Some records:
----------

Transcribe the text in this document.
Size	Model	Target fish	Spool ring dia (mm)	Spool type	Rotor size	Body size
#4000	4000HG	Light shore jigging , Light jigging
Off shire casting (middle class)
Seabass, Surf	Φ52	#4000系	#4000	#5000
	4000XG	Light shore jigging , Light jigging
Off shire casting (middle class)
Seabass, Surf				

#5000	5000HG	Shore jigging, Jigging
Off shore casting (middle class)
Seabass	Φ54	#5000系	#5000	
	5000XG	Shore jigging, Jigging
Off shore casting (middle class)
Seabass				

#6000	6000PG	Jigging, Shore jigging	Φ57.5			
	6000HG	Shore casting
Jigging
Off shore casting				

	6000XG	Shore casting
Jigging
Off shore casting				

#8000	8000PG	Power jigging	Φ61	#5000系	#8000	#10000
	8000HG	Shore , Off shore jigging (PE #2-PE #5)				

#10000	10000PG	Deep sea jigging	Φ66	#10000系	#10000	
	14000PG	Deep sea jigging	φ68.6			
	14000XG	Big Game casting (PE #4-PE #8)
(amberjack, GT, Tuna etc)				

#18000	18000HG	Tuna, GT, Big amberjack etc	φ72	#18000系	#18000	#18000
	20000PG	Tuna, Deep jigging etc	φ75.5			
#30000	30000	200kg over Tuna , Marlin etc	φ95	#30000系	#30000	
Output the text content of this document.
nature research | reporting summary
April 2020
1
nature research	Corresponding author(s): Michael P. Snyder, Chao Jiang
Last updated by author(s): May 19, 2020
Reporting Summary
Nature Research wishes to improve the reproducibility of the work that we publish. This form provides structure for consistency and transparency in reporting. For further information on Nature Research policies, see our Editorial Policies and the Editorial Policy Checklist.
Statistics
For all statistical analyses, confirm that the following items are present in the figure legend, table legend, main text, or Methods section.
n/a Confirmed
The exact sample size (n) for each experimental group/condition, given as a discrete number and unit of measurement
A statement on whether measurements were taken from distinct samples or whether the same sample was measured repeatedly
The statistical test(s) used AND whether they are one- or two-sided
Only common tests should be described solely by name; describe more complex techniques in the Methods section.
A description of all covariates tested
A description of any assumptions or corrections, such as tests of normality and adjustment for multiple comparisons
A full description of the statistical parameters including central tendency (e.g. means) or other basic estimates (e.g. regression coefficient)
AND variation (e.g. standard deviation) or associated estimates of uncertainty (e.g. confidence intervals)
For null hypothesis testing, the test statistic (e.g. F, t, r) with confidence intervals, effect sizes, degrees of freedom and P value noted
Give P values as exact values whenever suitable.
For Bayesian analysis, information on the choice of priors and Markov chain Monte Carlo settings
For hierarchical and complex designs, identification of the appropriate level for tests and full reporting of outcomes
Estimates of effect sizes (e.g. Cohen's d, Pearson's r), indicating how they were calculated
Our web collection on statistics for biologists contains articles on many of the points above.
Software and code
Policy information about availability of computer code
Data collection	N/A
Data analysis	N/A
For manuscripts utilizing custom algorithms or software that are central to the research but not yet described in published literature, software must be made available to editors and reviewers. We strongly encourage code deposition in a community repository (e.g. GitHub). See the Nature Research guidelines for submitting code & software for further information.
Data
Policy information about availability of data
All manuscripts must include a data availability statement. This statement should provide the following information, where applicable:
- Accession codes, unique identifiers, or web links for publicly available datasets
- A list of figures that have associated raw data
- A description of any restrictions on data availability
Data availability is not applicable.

----------

STATED TASK: Output the records verbatim, from the first line to the last.

EXERCISE RESULT:
Transcribe the text in this document.
Size	Model	Target fish	Spool ring dia (mm)	Spool type	Rotor size	Body size
#4000	4000HG	Light shore jigging , Light jigging
Off shire casting (middle class)
Seabass, Surf	Φ52	#4000系	#4000	#5000
	4000XG	Light shore jigging , Light jigging
Off shire casting (middle class)
Seabass, Surf				

#5000	5000HG	Shore jigging, Jigging
Off shore casting (middle class)
Seabass	Φ54	#5000系	#5000	
	5000XG	Shore jigging, Jigging
Off shore casting (middle class)
Seabass				

#6000	6000PG	Jigging, Shore jigging	Φ57.5			
	6000HG	Shore casting
Jigging
Off shore casting				

	6000XG	Shore casting
Jigging
Off shore casting				

#8000	8000PG	Power jigging	Φ61	#5000系	#8000	#10000
	8000HG	Shore , Off shore jigging (PE #2-PE #5)				

#10000	10000PG	Deep sea jigging	Φ66	#10000系	#10000	
	14000PG	Deep sea jigging	φ68.6			
	14000XG	Big Game casting (PE #4-PE #8)
(amberjack, GT, Tuna etc)				

#18000	18000HG	Tuna, GT, Big amberjack etc	φ72	#18000系	#18000	#18000
	20000PG	Tuna, Deep jigging etc	φ75.5			
#30000	30000	200kg over Tuna , Marlin etc	φ95	#30000系	#30000	
Output the text content of this document.
nature research | reporting summary
April 2020
1
nature research	Corresponding author(s): Michael P. Snyder, Chao Jiang
Last updated by author(s): May 19, 2020
Reporting Summary
Nature Research wishes to improve the reproducibility of the work that we publish. This form provides structure for consistency and transparency in reporting. For further information on Nature Research policies, see our Editorial Policies and the Editorial Policy Checklist.
Statistics
For all statistical analyses, confirm that the following items are present in the figure legend, table legend, main text, or Methods section.
n/a Confirmed
The exact sample size (n) for each experimental group/condition, given as a discrete number and unit of measurement
A statement on whether measurements were taken from distinct samples or whether the same sample was measured repeatedly
The statistical test(s) used AND whether they are one- or two-sided
Only common tests should be described solely by name; describe more complex techniques in the Methods section.
A description of all covariates tested
A description of any assumptions or corrections, such as tests of normality and adjustment for multiple comparisons
A full description of the statistical parameters including central tendency (e.g. means) or other basic estimates (e.g. regression coefficient)
AND variation (e.g. standard deviation) or associated estimates of uncertainty (e.g. confidence intervals)
For null hypothesis testing, the test statistic (e.g. F, t, r) with confidence intervals, effect sizes, degrees of freedom and P value noted
Give P values as exact values whenever suitable.
For Bayesian analysis, information on the choice of priors and Markov chain Monte Carlo settings
For hierarchical and complex designs, identification of the appropriate level for tests and full reporting of outcomes
Estimates of effect sizes (e.g. Cohen's d, Pearson's r), indicating how they were calculated
Our web collection on statistics for biologists contains articles on many of the points above.
Software and code
Policy information about availability of computer code
Data collection	N/A
Data analysis	N/A
For manuscripts utilizing custom algorithms or software that are central to the research but not yet described in published literature, software must be made available to editors and reviewers. We strongly encourage code deposition in a community repository (e.g. GitHub). See the Nature Research guidelines for submitting code & software for further information.
Data
Policy information about availability of data
All manuscripts must include a data availability statement. This statement should provide the following information, where applicable:
- Accession codes, unique identifiers, or web links for publicly available datasets
- A list of figures that have associated raw data
- A description of any restrictions on data availability
Data availability is not applicable.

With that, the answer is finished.